* [Short task]:
Count the lines containing "Extra". Give the number alone.

* [Stored data]:
+--

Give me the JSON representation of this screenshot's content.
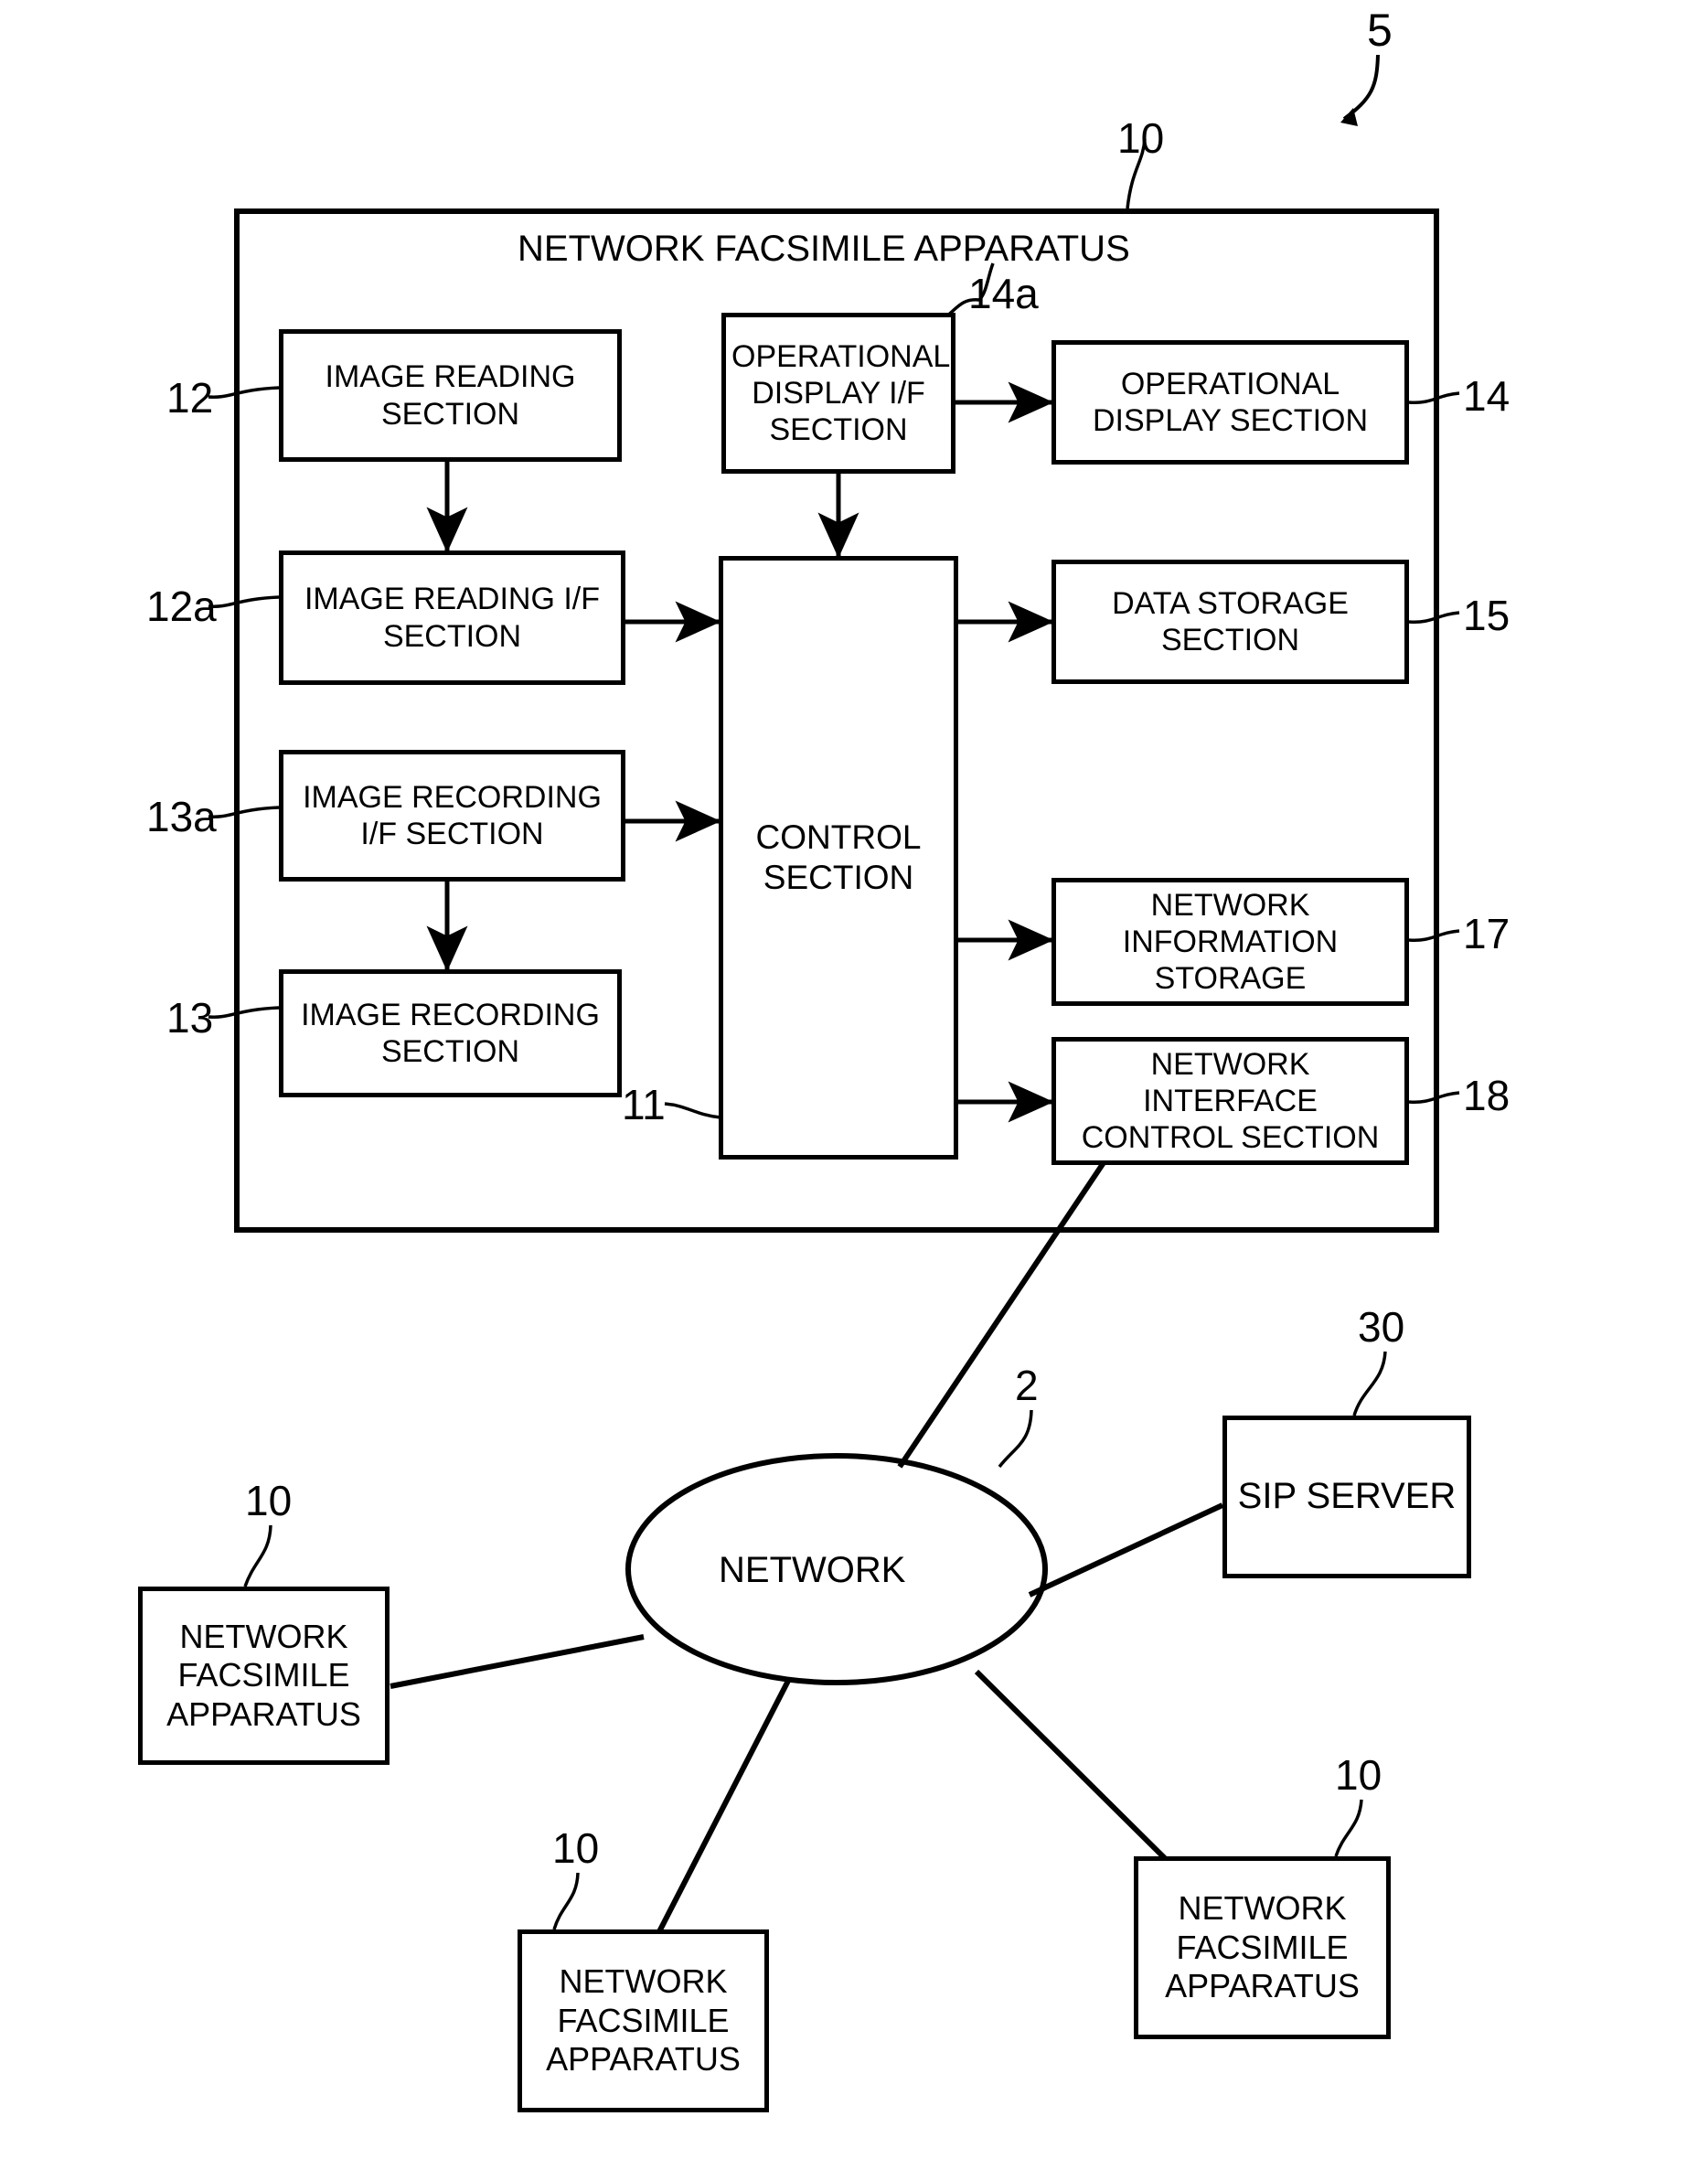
{
  "figure": {
    "title": "NETWORK FACSIMILE APPARATUS",
    "ref_system": "5",
    "ref_apparatus_top": "10"
  },
  "apparatus": {
    "title": "NETWORK FACSIMILE APPARATUS",
    "blocks": [
      {
        "id": "image-reading-section",
        "label": "IMAGE READING\nSECTION",
        "ref": "12"
      },
      {
        "id": "image-reading-if-section",
        "label": "IMAGE READING I/F\nSECTION",
        "ref": "12a"
      },
      {
        "id": "image-recording-if-section",
        "label": "IMAGE RECORDING\nI/F SECTION",
        "ref": "13a"
      },
      {
        "id": "image-recording-section",
        "label": "IMAGE RECORDING\nSECTION",
        "ref": "13"
      },
      {
        "id": "operational-display-if-section",
        "label": "OPERATIONAL\nDISPLAY I/F\nSECTION",
        "ref": "14a"
      },
      {
        "id": "control-section",
        "label": "CONTROL\nSECTION",
        "ref": "11"
      },
      {
        "id": "operational-display-section",
        "label": "OPERATIONAL\nDISPLAY SECTION",
        "ref": "14"
      },
      {
        "id": "data-storage-section",
        "label": "DATA STORAGE\nSECTION",
        "ref": "15"
      },
      {
        "id": "network-information-storage",
        "label": "NETWORK\nINFORMATION\nSTORAGE",
        "ref": "17"
      },
      {
        "id": "network-interface-control-section",
        "label": "NETWORK\nINTERFACE\nCONTROL SECTION",
        "ref": "18"
      }
    ]
  },
  "network": {
    "cloud_label": "NETWORK",
    "cloud_ref": "2",
    "nodes": [
      {
        "id": "sip-server",
        "label": "SIP SERVER",
        "ref": "30"
      },
      {
        "id": "fax-left",
        "label": "NETWORK\nFACSIMILE\nAPPARATUS",
        "ref": "10"
      },
      {
        "id": "fax-bottom-center",
        "label": "NETWORK\nFACSIMILE\nAPPARATUS",
        "ref": "10"
      },
      {
        "id": "fax-bottom-right",
        "label": "NETWORK\nFACSIMILE\nAPPARATUS",
        "ref": "10"
      }
    ]
  },
  "colors": {
    "line": "#000000",
    "background": "#ffffff"
  }
}
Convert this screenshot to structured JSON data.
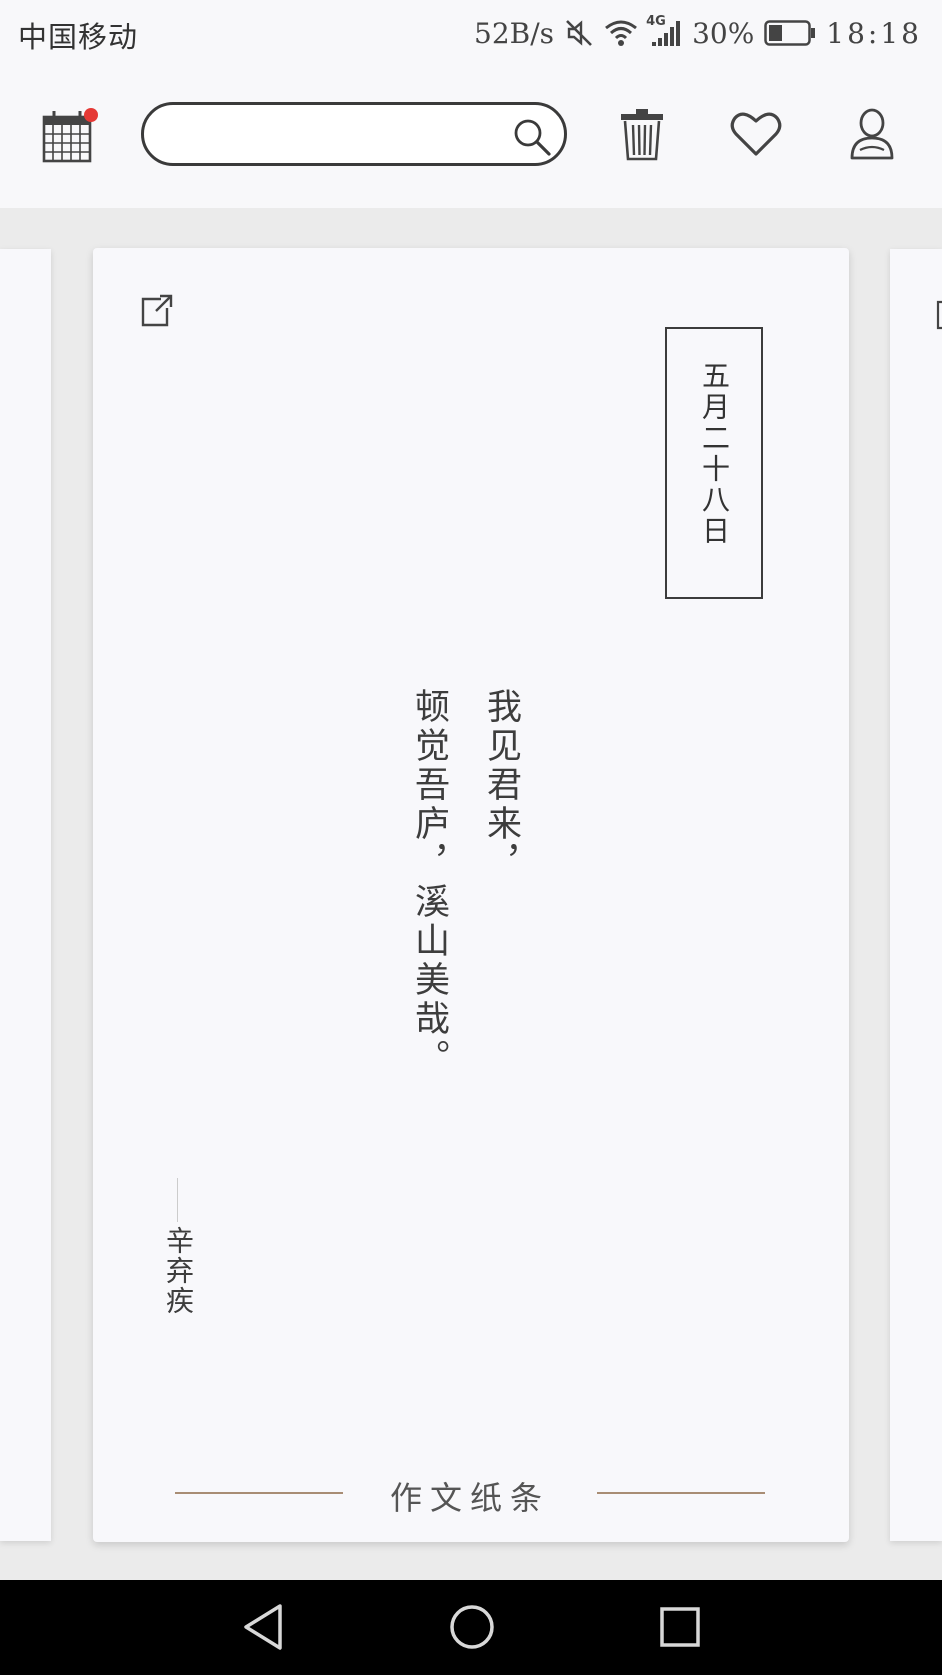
{
  "status_bar": {
    "carrier": "中国移动",
    "net_speed": "52B/s",
    "network_type": "4G",
    "battery_percent": "30%",
    "time": "18:18",
    "icons": [
      "mute-icon",
      "wifi-icon",
      "signal-icon",
      "battery-icon"
    ]
  },
  "toolbar": {
    "search_placeholder": "",
    "icons": [
      "calendar-icon",
      "search-icon",
      "trash-icon",
      "heart-icon",
      "profile-icon"
    ],
    "notification_dot_color": "#e53935"
  },
  "card": {
    "date": "五月二十八日",
    "poem_lines": [
      "我见君来，",
      "顿觉吾庐，溪山美哉。"
    ],
    "author": "辛弃疾",
    "brand": "作文纸条",
    "accent_color": "#a88d74",
    "icons": [
      "share-icon"
    ]
  },
  "nav_bar": {
    "icons": [
      "back-icon",
      "home-icon",
      "recents-icon"
    ]
  }
}
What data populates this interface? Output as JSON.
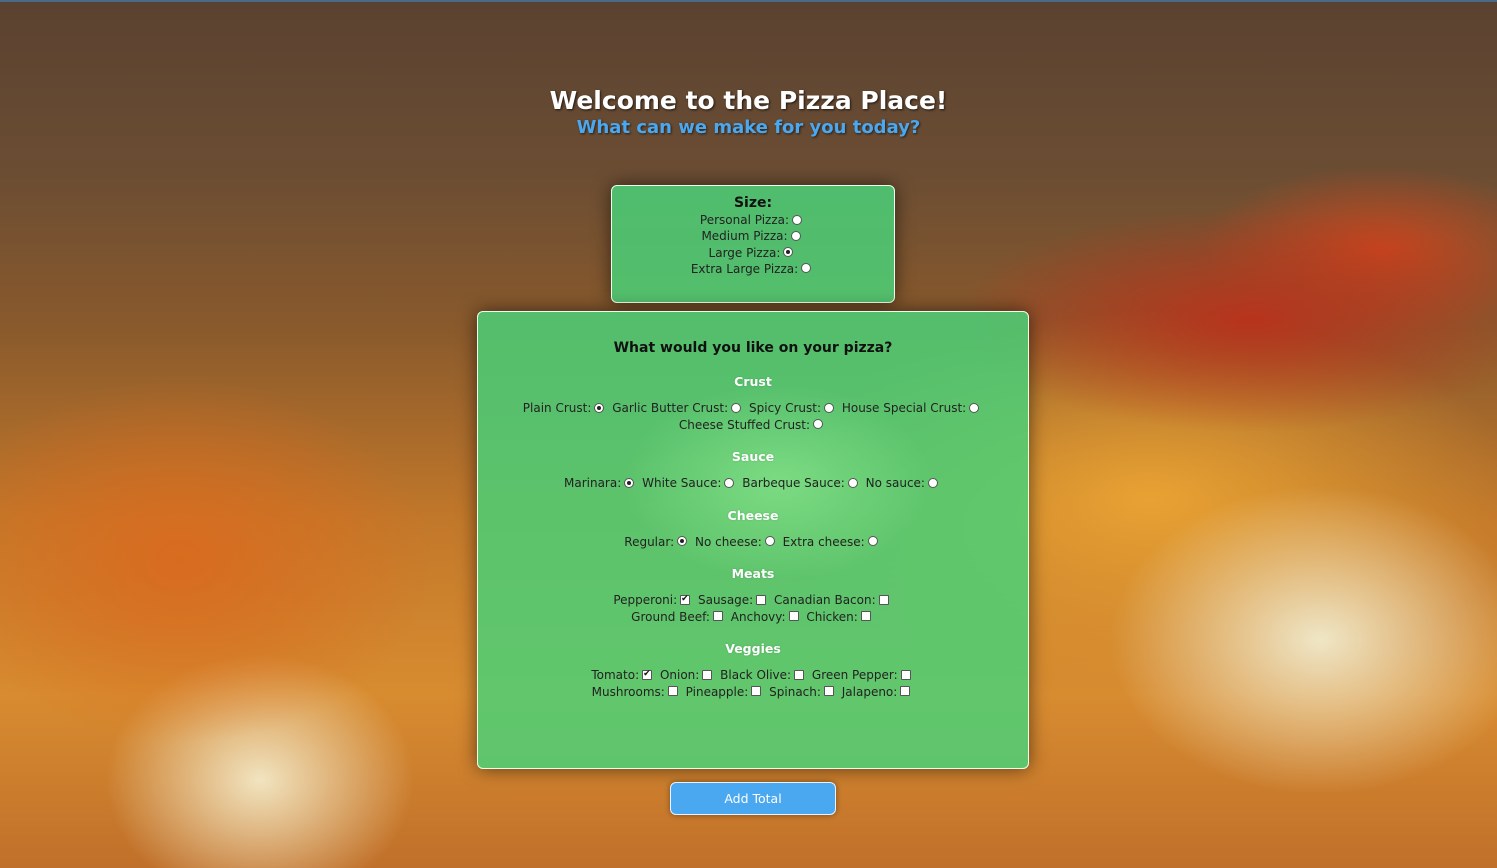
{
  "header": {
    "title": "Welcome to the Pizza Place!",
    "subtitle": "What can we make for you today?"
  },
  "size": {
    "heading": "Size:",
    "options": [
      {
        "label": "Personal Pizza:",
        "selected": false
      },
      {
        "label": "Medium Pizza:",
        "selected": false
      },
      {
        "label": "Large Pizza:",
        "selected": true
      },
      {
        "label": "Extra Large Pizza:",
        "selected": false
      }
    ]
  },
  "toppings": {
    "question": "What would you like on your pizza?",
    "crust": {
      "heading": "Crust",
      "options": [
        {
          "label": "Plain Crust:",
          "selected": true
        },
        {
          "label": "Garlic Butter Crust:",
          "selected": false
        },
        {
          "label": "Spicy Crust:",
          "selected": false
        },
        {
          "label": "House Special Crust:",
          "selected": false
        },
        {
          "label": "Cheese Stuffed Crust:",
          "selected": false
        }
      ]
    },
    "sauce": {
      "heading": "Sauce",
      "options": [
        {
          "label": "Marinara:",
          "selected": true
        },
        {
          "label": "White Sauce:",
          "selected": false
        },
        {
          "label": "Barbeque Sauce:",
          "selected": false
        },
        {
          "label": "No sauce:",
          "selected": false
        }
      ]
    },
    "cheese": {
      "heading": "Cheese",
      "options": [
        {
          "label": "Regular:",
          "selected": true
        },
        {
          "label": "No cheese:",
          "selected": false
        },
        {
          "label": "Extra cheese:",
          "selected": false
        }
      ]
    },
    "meats": {
      "heading": "Meats",
      "options": [
        {
          "label": "Pepperoni:",
          "checked": true
        },
        {
          "label": "Sausage:",
          "checked": false
        },
        {
          "label": "Canadian Bacon:",
          "checked": false
        },
        {
          "label": "Ground Beef:",
          "checked": false
        },
        {
          "label": "Anchovy:",
          "checked": false
        },
        {
          "label": "Chicken:",
          "checked": false
        }
      ]
    },
    "veggies": {
      "heading": "Veggies",
      "options": [
        {
          "label": "Tomato:",
          "checked": true
        },
        {
          "label": "Onion:",
          "checked": false
        },
        {
          "label": "Black Olive:",
          "checked": false
        },
        {
          "label": "Green Pepper:",
          "checked": false
        },
        {
          "label": "Mushrooms:",
          "checked": false
        },
        {
          "label": "Pineapple:",
          "checked": false
        },
        {
          "label": "Spinach:",
          "checked": false
        },
        {
          "label": "Jalapeno:",
          "checked": false
        }
      ]
    }
  },
  "actions": {
    "add_total_label": "Add Total"
  },
  "colors": {
    "panel": "#4ad278",
    "subtitle": "#4aa8f0",
    "button": "#4aa8f0"
  }
}
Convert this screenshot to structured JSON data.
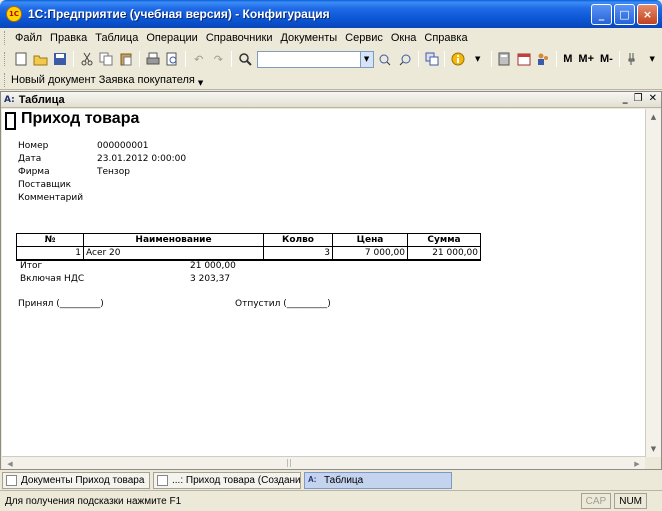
{
  "window": {
    "title": "1С:Предприятие (учебная версия) - Конфигурация",
    "minimize": "_",
    "maximize": "□",
    "close": "×"
  },
  "menu": [
    "Файл",
    "Правка",
    "Таблица",
    "Операции",
    "Справочники",
    "Документы",
    "Сервис",
    "Окна",
    "Справка"
  ],
  "toolbar": {
    "search_value": "",
    "m_label": "М",
    "m_plus_label": "М+",
    "m_minus_label": "М-"
  },
  "doc_toolbar": {
    "label": "Новый документ Заявка покупателя"
  },
  "child_window": {
    "title": "Таблица"
  },
  "document": {
    "title": "Приход товара",
    "fields": [
      {
        "label": "Номер",
        "value": "000000001"
      },
      {
        "label": "Дата",
        "value": "23.01.2012 0:00:00"
      },
      {
        "label": "Фирма",
        "value": "Тензор"
      },
      {
        "label": "Поставщик",
        "value": ""
      },
      {
        "label": "Комментарий",
        "value": ""
      }
    ],
    "table": {
      "headers": [
        "№",
        "Наименование",
        "Колво",
        "Цена",
        "Сумма"
      ],
      "rows": [
        [
          "1",
          "Acer 20",
          "3",
          "7 000,00",
          "21 000,00"
        ]
      ]
    },
    "total_label": "Итог",
    "total_value": "21 000,00",
    "vat_label": "Включая НДС",
    "vat_value": "3 203,37",
    "accepted_label": "Принял (_________)",
    "released_label": "Отпустил (_________)"
  },
  "window_tabs": [
    "Документы Приход товара",
    "...: Приход товара (Создани...",
    "Таблица"
  ],
  "status": {
    "hint": "Для получения подсказки нажмите F1",
    "cap": "CAP",
    "num": "NUM"
  }
}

+--

* [Problem solution]:
2